● Exercise:
Every line below that contains "this" is to be copied.

----- Provided material

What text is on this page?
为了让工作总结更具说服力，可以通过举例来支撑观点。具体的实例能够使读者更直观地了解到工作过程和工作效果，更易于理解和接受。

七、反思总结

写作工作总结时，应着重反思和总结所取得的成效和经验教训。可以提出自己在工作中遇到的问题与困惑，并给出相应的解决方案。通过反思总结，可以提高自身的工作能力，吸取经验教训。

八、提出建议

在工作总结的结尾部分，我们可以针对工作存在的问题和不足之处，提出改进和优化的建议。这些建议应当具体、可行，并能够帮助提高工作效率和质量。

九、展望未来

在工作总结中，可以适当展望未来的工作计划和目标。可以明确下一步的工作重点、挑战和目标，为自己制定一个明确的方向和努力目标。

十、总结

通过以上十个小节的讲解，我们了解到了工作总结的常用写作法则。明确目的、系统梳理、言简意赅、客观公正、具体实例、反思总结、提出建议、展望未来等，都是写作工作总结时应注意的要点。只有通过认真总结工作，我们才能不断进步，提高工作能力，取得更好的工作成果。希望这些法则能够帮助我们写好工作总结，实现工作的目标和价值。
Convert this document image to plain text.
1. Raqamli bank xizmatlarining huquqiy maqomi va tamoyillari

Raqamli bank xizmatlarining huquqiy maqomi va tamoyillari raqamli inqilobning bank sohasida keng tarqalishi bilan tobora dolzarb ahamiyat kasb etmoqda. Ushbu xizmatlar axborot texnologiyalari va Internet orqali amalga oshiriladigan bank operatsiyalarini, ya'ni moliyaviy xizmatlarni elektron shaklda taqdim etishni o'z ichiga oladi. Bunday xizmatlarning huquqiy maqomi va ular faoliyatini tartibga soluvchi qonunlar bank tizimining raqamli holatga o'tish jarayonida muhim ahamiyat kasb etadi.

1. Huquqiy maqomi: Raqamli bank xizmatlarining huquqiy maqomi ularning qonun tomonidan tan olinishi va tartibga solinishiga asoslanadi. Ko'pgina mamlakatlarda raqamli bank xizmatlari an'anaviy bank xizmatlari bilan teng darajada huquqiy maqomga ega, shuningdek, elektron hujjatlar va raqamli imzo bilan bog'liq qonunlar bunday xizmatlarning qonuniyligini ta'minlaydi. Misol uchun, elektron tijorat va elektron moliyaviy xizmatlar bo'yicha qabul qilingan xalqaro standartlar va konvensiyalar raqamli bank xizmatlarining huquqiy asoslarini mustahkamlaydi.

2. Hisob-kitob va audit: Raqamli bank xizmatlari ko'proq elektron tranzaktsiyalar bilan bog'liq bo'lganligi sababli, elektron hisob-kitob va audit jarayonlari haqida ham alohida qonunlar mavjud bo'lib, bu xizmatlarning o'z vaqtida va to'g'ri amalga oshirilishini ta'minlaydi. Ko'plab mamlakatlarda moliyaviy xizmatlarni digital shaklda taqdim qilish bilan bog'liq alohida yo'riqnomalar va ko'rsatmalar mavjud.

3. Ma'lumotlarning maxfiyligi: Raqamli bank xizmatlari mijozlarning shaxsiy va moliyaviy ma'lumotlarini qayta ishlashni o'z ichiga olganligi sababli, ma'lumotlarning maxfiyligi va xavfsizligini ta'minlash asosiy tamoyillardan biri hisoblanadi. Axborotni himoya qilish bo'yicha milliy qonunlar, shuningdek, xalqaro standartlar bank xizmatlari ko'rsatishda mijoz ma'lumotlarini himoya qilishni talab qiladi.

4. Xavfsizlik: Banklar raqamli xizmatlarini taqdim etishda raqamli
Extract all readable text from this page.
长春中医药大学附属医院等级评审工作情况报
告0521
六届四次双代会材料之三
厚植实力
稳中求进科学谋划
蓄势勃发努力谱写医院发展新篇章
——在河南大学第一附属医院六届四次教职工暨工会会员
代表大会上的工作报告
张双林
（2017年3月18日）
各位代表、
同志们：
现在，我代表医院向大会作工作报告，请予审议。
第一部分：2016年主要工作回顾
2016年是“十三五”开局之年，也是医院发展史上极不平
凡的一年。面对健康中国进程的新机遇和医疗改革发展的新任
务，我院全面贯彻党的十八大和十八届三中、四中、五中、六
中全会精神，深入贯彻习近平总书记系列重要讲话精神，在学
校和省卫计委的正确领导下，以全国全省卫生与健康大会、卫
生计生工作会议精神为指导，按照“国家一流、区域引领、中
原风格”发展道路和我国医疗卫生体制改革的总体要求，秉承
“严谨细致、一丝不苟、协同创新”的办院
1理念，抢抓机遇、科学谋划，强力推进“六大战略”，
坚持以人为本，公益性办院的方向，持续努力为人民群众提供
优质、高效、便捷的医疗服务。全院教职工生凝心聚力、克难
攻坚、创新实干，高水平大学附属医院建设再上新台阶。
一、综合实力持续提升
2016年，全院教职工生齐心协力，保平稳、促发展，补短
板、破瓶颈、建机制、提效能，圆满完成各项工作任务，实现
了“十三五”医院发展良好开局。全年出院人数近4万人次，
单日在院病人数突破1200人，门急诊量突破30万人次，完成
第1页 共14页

----------

● Response to the task:
What text is on this page?
Convert this document image to plain text.
Extract all readable text from this page.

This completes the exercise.